Keep only the lines where "plynů" appears.
### DATASET ROWS
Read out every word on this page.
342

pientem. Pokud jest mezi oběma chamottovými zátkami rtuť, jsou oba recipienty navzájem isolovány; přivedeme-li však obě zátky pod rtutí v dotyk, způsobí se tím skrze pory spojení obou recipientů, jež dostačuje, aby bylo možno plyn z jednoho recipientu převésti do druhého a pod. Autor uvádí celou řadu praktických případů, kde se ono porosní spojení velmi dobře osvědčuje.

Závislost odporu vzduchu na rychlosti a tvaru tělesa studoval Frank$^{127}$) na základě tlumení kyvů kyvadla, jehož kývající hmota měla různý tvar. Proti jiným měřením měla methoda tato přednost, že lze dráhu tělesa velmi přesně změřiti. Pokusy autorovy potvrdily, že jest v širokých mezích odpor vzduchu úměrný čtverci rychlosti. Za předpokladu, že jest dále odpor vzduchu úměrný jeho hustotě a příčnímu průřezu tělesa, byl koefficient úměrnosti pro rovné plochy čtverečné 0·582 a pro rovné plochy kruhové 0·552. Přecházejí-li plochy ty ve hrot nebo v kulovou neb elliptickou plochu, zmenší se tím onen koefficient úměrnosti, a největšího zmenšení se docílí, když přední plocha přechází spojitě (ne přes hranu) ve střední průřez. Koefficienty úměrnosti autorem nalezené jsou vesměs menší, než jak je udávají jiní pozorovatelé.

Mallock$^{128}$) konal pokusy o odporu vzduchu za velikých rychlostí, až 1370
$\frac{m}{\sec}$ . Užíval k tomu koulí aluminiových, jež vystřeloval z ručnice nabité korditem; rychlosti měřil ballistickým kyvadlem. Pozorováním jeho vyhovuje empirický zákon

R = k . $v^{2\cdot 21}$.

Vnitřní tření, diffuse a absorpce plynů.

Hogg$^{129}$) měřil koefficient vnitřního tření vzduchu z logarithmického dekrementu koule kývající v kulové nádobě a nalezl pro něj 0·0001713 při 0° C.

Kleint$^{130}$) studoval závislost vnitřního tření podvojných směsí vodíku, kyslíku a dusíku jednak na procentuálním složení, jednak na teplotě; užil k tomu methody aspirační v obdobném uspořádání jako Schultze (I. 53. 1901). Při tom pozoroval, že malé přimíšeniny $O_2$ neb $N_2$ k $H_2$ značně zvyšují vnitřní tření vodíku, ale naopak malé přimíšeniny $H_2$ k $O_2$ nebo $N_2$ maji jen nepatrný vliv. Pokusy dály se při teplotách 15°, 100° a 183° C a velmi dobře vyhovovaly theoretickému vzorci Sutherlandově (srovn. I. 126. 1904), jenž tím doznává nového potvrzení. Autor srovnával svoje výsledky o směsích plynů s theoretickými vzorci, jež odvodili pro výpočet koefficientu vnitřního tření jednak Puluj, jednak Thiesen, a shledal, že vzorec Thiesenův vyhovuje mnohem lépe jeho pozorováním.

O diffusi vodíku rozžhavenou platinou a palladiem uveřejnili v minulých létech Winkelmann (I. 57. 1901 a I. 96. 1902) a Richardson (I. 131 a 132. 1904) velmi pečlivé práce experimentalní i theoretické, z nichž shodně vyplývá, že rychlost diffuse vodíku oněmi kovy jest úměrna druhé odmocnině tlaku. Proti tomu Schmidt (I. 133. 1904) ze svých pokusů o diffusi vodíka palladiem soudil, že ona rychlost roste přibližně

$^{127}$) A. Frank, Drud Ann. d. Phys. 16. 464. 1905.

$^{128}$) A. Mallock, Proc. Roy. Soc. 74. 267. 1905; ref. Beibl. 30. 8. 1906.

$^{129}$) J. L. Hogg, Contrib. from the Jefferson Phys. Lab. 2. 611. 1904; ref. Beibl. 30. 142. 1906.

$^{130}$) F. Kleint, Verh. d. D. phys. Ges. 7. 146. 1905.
######
**TASK OUTPUT:**
Vnitřní tření, diffuse a absorpce plynů.
Kleint$^{130}$) studoval závislost vnitřního tření podvojných směsí vodíku, kyslíku a dusíku jednak na procentuálním složení, jednak na teplotě; užil k tomu methody aspirační v obdobném uspořádání jako Schultze (I. 53. 1901). Při tom pozoroval, že malé přimíšeniny $O_2$ neb $N_2$ k $H_2$ značně zvyšují vnitřní tření vodíku, ale naopak malé přimíšeniny $H_2$ k $O_2$ nebo $N_2$ maji jen nepatrný vliv. Pokusy dály se při teplotách 15°, 100° a 183° C a velmi dobře vyhovovaly theoretickému vzorci Sutherlandově (srovn. I. 126. 1904), jenž tím doznává nového potvrzení. Autor srovnával svoje výsledky o směsích plynů s theoretickými vzorci, jež odvodili pro výpočet koefficientu vnitřního tření jednak Puluj, jednak Thiesen, a shledal, že vzorec Thiesenův vyhovuje mnohem lépe jeho pozorováním.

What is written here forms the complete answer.